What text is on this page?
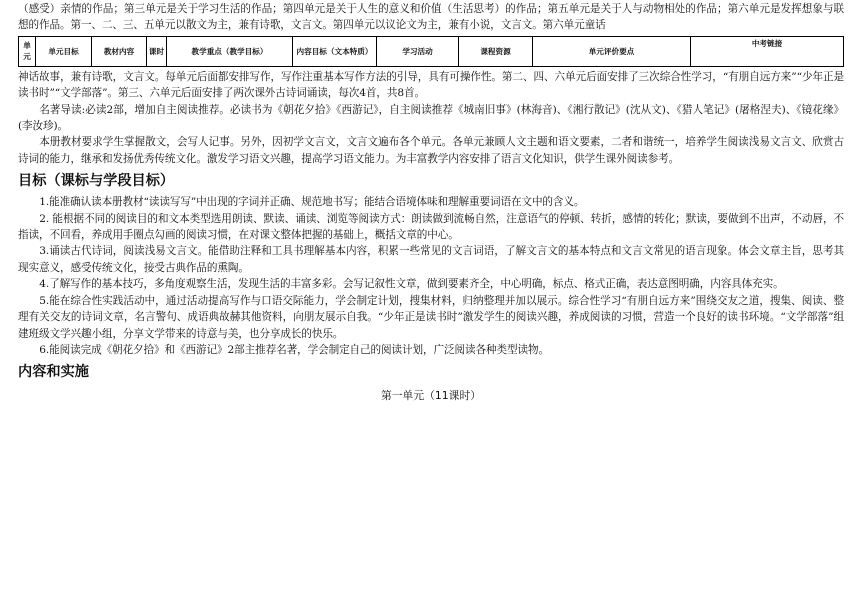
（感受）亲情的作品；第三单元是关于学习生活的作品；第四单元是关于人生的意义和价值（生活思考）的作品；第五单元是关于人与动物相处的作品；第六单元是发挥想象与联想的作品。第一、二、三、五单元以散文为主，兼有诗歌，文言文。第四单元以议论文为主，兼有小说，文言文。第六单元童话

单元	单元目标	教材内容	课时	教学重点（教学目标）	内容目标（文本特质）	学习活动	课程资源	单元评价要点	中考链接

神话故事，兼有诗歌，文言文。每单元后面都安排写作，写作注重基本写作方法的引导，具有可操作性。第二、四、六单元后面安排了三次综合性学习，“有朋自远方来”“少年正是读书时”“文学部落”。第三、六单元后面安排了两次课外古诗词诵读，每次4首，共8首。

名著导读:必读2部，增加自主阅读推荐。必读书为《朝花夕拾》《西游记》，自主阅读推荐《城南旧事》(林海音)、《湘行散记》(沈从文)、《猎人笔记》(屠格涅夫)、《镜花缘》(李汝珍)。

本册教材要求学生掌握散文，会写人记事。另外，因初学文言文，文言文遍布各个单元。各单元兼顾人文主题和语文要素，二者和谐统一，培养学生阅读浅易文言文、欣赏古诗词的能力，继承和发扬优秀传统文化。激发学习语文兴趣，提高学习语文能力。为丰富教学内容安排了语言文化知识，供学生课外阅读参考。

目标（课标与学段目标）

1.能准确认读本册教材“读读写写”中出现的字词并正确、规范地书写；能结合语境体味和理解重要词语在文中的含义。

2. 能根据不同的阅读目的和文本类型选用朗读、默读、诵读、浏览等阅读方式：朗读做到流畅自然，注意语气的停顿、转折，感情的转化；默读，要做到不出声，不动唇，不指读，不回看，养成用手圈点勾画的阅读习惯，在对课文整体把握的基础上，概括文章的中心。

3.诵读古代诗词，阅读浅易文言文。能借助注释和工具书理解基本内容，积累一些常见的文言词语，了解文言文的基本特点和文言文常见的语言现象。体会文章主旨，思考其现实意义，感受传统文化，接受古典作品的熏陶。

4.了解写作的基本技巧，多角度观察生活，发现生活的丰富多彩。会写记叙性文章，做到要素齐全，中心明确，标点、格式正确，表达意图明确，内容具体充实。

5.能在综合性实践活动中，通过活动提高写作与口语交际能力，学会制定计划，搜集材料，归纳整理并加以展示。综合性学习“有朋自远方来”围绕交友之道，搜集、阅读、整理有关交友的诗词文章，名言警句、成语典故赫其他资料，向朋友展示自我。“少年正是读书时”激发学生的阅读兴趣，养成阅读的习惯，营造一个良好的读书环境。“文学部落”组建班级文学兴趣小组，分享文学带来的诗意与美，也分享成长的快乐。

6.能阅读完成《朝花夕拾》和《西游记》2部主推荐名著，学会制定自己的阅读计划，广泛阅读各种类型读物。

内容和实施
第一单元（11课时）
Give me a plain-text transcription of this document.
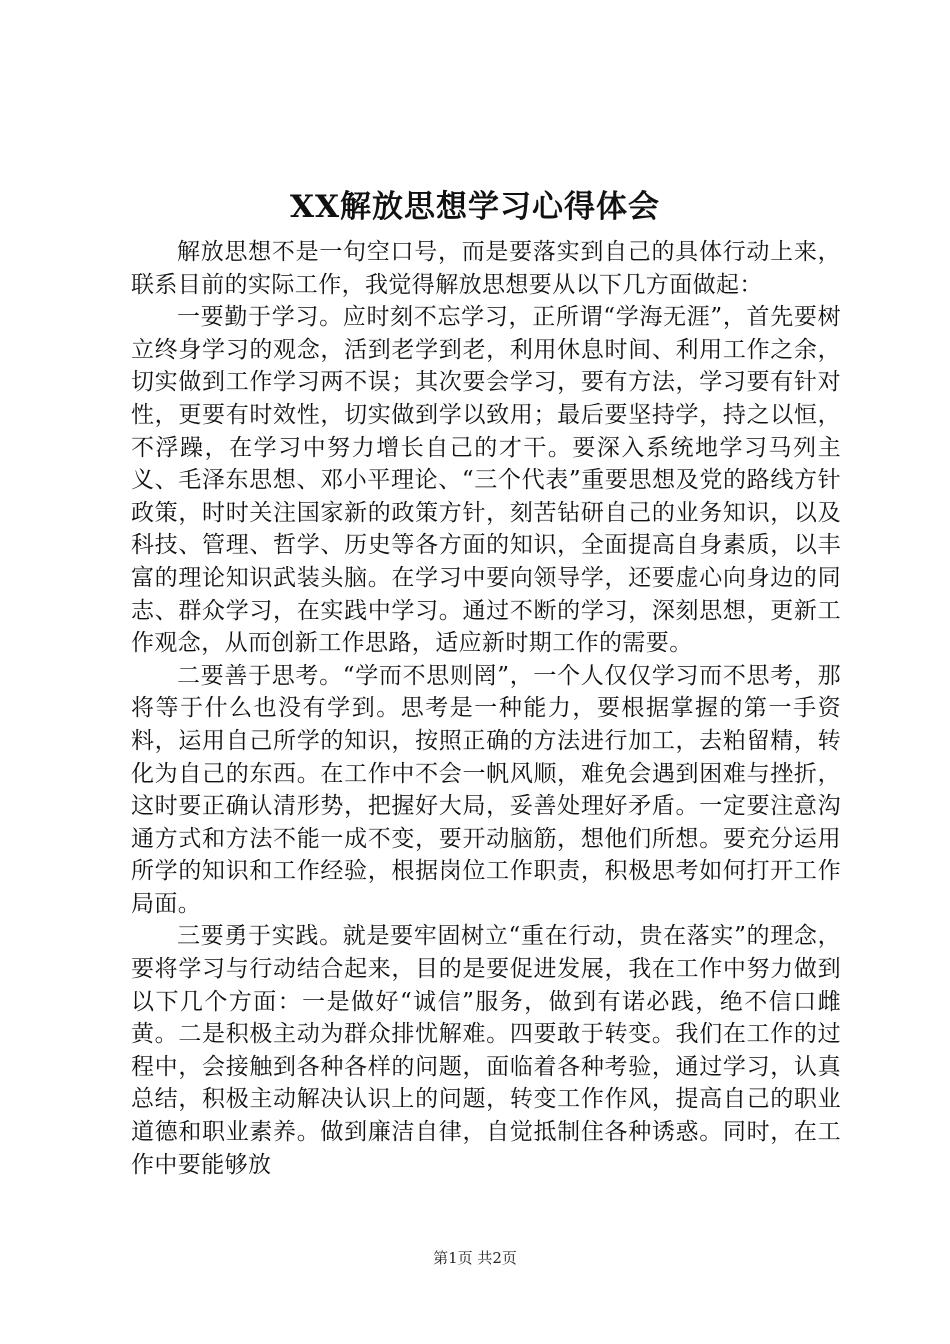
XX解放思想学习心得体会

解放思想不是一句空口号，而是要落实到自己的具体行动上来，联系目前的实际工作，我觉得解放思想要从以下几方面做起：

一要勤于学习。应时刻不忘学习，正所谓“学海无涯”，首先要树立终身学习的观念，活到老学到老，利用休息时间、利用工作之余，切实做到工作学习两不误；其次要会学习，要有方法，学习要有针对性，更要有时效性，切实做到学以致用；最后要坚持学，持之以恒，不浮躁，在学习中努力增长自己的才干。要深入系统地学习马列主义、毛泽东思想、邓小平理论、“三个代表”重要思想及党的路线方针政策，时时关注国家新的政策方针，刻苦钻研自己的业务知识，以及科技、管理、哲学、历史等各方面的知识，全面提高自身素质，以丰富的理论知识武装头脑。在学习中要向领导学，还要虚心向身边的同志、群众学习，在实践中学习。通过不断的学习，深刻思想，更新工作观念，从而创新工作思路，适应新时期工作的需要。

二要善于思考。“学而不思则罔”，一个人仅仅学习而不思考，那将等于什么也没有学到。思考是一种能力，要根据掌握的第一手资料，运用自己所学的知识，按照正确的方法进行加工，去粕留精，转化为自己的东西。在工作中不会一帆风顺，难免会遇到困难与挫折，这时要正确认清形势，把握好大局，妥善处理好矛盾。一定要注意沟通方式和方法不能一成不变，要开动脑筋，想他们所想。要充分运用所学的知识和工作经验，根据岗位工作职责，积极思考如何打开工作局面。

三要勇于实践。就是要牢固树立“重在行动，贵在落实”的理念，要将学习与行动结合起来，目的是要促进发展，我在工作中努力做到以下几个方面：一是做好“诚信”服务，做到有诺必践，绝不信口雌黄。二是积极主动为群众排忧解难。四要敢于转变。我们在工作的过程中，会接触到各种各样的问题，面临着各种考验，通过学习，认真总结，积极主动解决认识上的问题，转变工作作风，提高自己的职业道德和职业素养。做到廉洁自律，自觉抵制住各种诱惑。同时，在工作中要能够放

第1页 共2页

________________________

▶ [Request]
Reproduce the records above exactly, leaving out every picture they contain.

▶ [Written solution]
What text is on this page?
（感受）亲情的作品；第三单元是关于学习生活的作品；第四单元是关于人生的意义和价值（生活思考）的作品；第五单元是关于人与动物相处的作品；第六单元是发挥想象与联想的作品。第一、二、三、五单元以散文为主，兼有诗歌，文言文。第四单元以议论文为主，兼有小说，文言文。第六单元童话

单元	单元目标	教材内容	课时	教学重点（教学目标）	内容目标（文本特质）	学习活动	课程资源	单元评价要点	中考链接

神话故事，兼有诗歌，文言文。每单元后面都安排写作，写作注重基本写作方法的引导，具有可操作性。第二、四、六单元后面安排了三次综合性学习，“有朋自远方来”“少年正是读书时”“文学部落”。第三、六单元后面安排了两次课外古诗词诵读，每次4首，共8首。

名著导读:必读2部，增加自主阅读推荐。必读书为《朝花夕拾》《西游记》，自主阅读推荐《城南旧事》(林海音)、《湘行散记》(沈从文)、《猎人笔记》(屠格涅夫)、《镜花缘》(李汝珍)。

本册教材要求学生掌握散文，会写人记事。另外，因初学文言文，文言文遍布各个单元。各单元兼顾人文主题和语文要素，二者和谐统一，培养学生阅读浅易文言文、欣赏古诗词的能力，继承和发扬优秀传统文化。激发学习语文兴趣，提高学习语文能力。为丰富教学内容安排了语言文化知识，供学生课外阅读参考。

目标（课标与学段目标）

1.能准确认读本册教材“读读写写”中出现的字词并正确、规范地书写；能结合语境体味和理解重要词语在文中的含义。

2. 能根据不同的阅读目的和文本类型选用朗读、默读、诵读、浏览等阅读方式：朗读做到流畅自然，注意语气的停顿、转折，感情的转化；默读，要做到不出声，不动唇，不指读，不回看，养成用手圈点勾画的阅读习惯，在对课文整体把握的基础上，概括文章的中心。

3.诵读古代诗词，阅读浅易文言文。能借助注释和工具书理解基本内容，积累一些常见的文言词语，了解文言文的基本特点和文言文常见的语言现象。体会文章主旨，思考其现实意义，感受传统文化，接受古典作品的熏陶。

4.了解写作的基本技巧，多角度观察生活，发现生活的丰富多彩。会写记叙性文章，做到要素齐全，中心明确，标点、格式正确，表达意图明确，内容具体充实。

5.能在综合性实践活动中，通过活动提高写作与口语交际能力，学会制定计划，搜集材料，归纳整理并加以展示。综合性学习“有朋自远方来”围绕交友之道，搜集、阅读、整理有关交友的诗词文章，名言警句、成语典故赫其他资料，向朋友展示自我。“少年正是读书时”激发学生的阅读兴趣，养成阅读的习惯，营造一个良好的读书环境。“文学部落”组建班级文学兴趣小组，分享文学带来的诗意与美，也分享成长的快乐。

6.能阅读完成《朝花夕拾》和《西游记》2部主推荐名著，学会制定自己的阅读计划，广泛阅读各种类型读物。

内容和实施
第一单元（11课时）
Give me a plain-text transcription of this document.
XX解放思想学习心得体会

解放思想不是一句空口号，而是要落实到自己的具体行动上来，联系目前的实际工作，我觉得解放思想要从以下几方面做起：

一要勤于学习。应时刻不忘学习，正所谓“学海无涯”，首先要树立终身学习的观念，活到老学到老，利用休息时间、利用工作之余，切实做到工作学习两不误；其次要会学习，要有方法，学习要有针对性，更要有时效性，切实做到学以致用；最后要坚持学，持之以恒，不浮躁，在学习中努力增长自己的才干。要深入系统地学习马列主义、毛泽东思想、邓小平理论、“三个代表”重要思想及党的路线方针政策，时时关注国家新的政策方针，刻苦钻研自己的业务知识，以及科技、管理、哲学、历史等各方面的知识，全面提高自身素质，以丰富的理论知识武装头脑。在学习中要向领导学，还要虚心向身边的同志、群众学习，在实践中学习。通过不断的学习，深刻思想，更新工作观念，从而创新工作思路，适应新时期工作的需要。

二要善于思考。“学而不思则罔”，一个人仅仅学习而不思考，那将等于什么也没有学到。思考是一种能力，要根据掌握的第一手资料，运用自己所学的知识，按照正确的方法进行加工，去粕留精，转化为自己的东西。在工作中不会一帆风顺，难免会遇到困难与挫折，这时要正确认清形势，把握好大局，妥善处理好矛盾。一定要注意沟通方式和方法不能一成不变，要开动脑筋，想他们所想。要充分运用所学的知识和工作经验，根据岗位工作职责，积极思考如何打开工作局面。

三要勇于实践。就是要牢固树立“重在行动，贵在落实”的理念，要将学习与行动结合起来，目的是要促进发展，我在工作中努力做到以下几个方面：一是做好“诚信”服务，做到有诺必践，绝不信口雌黄。二是积极主动为群众排忧解难。四要敢于转变。我们在工作的过程中，会接触到各种各样的问题，面临着各种考验，通过学习，认真总结，积极主动解决认识上的问题，转变工作作风，提高自己的职业道德和职业素养。做到廉洁自律，自觉抵制住各种诱惑。同时，在工作中要能够放

第1页 共2页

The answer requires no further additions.